Record list ::
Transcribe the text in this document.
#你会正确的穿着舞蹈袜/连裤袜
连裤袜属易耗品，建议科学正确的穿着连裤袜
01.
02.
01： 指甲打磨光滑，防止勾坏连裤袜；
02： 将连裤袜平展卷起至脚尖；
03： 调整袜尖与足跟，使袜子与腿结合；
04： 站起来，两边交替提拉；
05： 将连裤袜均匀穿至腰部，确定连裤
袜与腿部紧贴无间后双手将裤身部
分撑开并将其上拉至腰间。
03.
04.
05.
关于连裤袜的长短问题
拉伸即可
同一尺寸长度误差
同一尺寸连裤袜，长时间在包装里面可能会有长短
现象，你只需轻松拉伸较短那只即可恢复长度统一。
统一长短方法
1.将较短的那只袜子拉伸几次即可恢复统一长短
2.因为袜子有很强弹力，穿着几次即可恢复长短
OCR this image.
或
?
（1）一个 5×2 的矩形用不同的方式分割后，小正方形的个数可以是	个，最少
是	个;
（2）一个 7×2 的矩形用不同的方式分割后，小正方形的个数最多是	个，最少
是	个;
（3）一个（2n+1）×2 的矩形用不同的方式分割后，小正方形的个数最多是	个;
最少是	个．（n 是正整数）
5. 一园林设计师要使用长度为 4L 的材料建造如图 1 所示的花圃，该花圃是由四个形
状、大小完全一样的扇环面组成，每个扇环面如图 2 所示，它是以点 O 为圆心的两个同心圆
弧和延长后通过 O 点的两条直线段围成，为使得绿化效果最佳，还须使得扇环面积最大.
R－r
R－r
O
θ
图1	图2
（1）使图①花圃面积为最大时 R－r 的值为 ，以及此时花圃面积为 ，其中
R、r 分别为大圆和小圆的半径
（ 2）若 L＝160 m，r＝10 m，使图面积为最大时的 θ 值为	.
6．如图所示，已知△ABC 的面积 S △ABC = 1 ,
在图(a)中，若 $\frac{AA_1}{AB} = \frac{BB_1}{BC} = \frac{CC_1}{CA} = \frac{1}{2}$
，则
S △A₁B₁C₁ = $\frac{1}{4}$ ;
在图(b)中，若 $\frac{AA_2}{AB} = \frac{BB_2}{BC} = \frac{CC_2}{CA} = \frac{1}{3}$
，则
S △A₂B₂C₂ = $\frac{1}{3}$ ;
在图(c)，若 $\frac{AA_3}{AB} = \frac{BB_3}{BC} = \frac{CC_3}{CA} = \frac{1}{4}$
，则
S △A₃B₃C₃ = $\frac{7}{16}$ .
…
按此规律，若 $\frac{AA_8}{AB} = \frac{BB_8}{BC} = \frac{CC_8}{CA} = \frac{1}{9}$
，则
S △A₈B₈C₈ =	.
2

To be done :: Working from the entries above, return all lines that contain "this".

Result ::
Transcribe the text in this document.
OCR this image.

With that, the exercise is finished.